## BEGIN Source records

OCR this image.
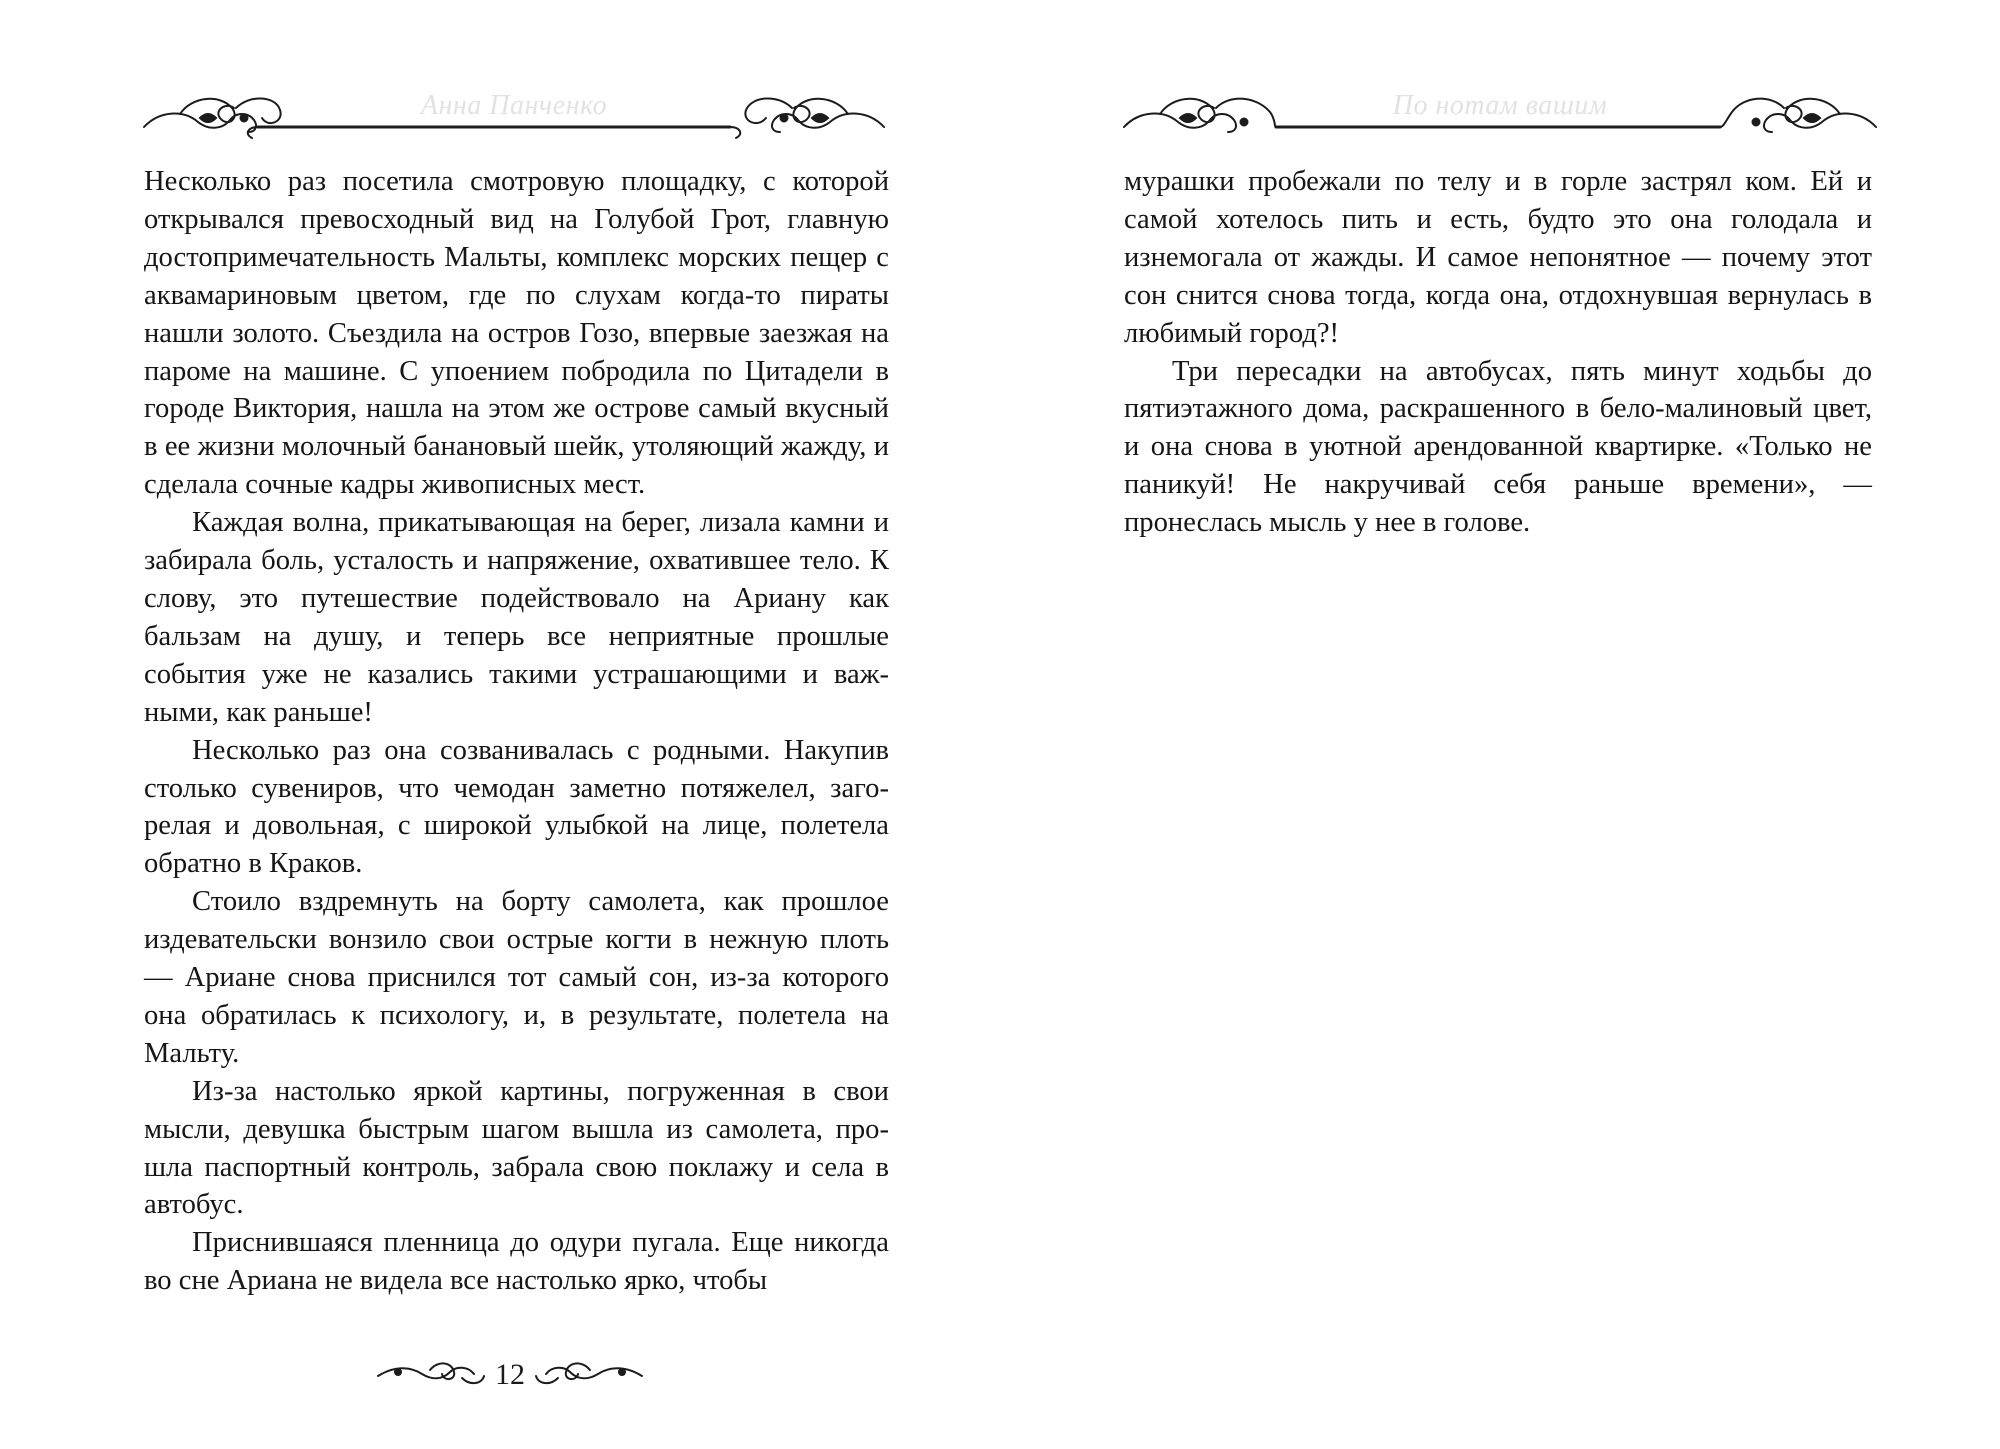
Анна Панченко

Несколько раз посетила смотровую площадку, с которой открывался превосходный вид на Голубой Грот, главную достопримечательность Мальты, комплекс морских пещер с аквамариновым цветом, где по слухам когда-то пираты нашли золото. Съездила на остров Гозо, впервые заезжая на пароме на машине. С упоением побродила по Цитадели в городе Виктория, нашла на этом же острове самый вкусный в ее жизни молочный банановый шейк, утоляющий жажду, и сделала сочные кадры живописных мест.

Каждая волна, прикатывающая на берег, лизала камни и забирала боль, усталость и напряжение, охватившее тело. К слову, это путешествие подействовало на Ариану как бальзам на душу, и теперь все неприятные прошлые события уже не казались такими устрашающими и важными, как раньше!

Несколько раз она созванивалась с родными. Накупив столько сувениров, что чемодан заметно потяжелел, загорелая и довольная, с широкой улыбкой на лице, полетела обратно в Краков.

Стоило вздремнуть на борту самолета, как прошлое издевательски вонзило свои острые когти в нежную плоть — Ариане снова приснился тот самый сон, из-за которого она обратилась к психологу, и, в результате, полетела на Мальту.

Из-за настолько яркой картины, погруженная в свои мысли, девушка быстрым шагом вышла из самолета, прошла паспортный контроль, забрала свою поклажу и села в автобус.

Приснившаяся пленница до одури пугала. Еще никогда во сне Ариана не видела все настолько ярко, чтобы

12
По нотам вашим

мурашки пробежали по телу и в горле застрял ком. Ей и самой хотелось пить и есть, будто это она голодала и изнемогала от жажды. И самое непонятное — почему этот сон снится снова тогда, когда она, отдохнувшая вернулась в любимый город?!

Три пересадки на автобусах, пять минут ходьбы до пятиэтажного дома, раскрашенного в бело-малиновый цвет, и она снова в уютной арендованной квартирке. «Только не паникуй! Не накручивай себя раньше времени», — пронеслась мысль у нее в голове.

## END Source records
## BEGIN Source records

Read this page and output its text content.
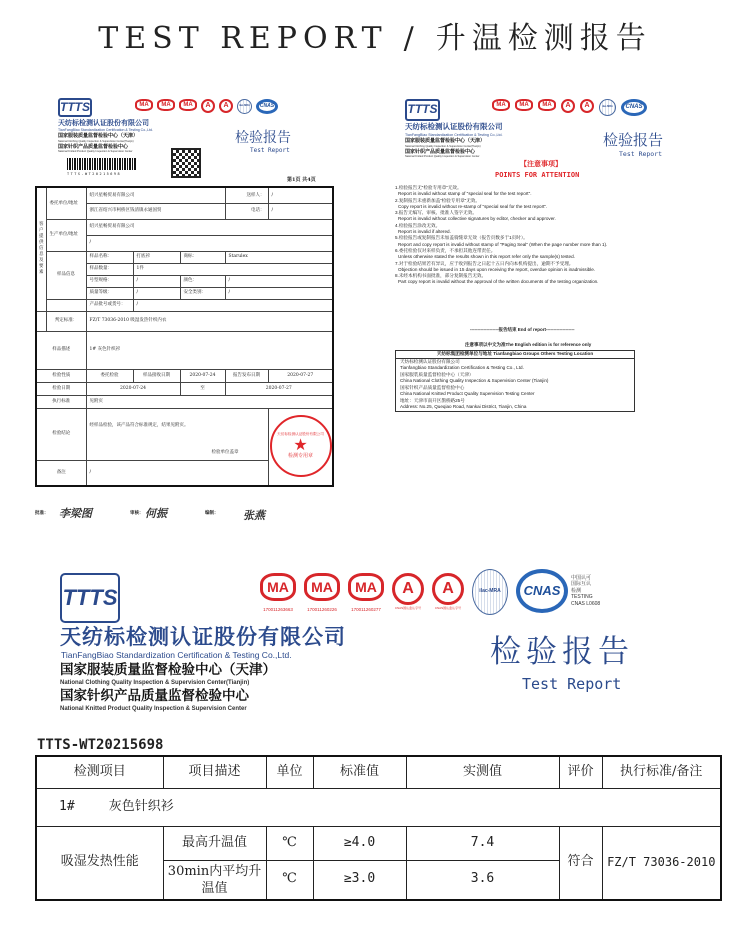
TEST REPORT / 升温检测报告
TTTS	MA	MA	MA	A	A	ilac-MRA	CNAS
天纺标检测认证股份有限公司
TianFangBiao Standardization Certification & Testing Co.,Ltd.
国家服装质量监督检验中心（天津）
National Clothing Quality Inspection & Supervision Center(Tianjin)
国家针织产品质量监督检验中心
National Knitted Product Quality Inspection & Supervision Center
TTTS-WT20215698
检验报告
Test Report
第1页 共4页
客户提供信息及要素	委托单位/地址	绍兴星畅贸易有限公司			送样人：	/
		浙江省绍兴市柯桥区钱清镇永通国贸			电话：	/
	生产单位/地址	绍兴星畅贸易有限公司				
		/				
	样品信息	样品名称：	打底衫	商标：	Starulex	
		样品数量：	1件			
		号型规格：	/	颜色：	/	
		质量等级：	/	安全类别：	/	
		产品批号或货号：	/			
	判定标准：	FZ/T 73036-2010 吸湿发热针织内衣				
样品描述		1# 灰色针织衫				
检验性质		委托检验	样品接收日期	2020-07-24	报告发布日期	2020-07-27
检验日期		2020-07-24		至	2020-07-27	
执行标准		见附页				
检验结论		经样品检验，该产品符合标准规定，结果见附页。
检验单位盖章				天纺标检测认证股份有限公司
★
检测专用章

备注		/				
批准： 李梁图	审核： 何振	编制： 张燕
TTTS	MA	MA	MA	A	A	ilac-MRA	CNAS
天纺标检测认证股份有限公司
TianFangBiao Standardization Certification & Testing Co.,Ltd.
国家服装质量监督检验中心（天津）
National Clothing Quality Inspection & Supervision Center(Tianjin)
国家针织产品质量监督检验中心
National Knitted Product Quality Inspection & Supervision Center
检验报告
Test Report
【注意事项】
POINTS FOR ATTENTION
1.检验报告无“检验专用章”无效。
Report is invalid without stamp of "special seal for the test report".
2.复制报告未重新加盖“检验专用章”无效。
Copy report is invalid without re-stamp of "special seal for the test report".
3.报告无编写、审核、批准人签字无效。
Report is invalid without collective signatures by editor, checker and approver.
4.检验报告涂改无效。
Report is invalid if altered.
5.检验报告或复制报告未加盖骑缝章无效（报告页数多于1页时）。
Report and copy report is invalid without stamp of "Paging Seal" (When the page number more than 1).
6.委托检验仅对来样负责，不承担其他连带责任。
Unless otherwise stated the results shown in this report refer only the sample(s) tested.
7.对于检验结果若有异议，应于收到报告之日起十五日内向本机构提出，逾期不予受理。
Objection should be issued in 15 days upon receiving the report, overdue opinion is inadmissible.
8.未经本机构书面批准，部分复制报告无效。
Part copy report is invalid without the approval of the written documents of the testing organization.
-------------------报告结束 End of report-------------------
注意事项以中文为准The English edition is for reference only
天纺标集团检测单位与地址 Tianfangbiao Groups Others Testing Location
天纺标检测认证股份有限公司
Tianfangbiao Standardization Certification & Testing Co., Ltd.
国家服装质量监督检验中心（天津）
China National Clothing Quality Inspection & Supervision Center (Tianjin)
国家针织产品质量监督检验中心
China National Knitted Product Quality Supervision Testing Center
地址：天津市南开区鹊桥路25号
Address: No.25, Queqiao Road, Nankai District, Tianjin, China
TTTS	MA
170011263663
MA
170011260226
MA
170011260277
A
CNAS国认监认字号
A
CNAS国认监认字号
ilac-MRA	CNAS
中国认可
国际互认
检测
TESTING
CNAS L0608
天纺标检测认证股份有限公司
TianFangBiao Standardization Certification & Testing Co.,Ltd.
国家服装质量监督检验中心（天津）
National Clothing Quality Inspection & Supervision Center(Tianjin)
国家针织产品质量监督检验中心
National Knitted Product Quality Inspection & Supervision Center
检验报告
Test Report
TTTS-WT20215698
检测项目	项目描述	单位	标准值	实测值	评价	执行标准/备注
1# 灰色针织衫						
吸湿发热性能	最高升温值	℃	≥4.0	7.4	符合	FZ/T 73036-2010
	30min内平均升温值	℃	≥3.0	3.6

## END Source records

Wherever the string "special" appears in the entries above, list that line.

*The output:*
Report is invalid without stamp of "special seal for the test report".
Copy report is invalid without re-stamp of "special seal for the test report".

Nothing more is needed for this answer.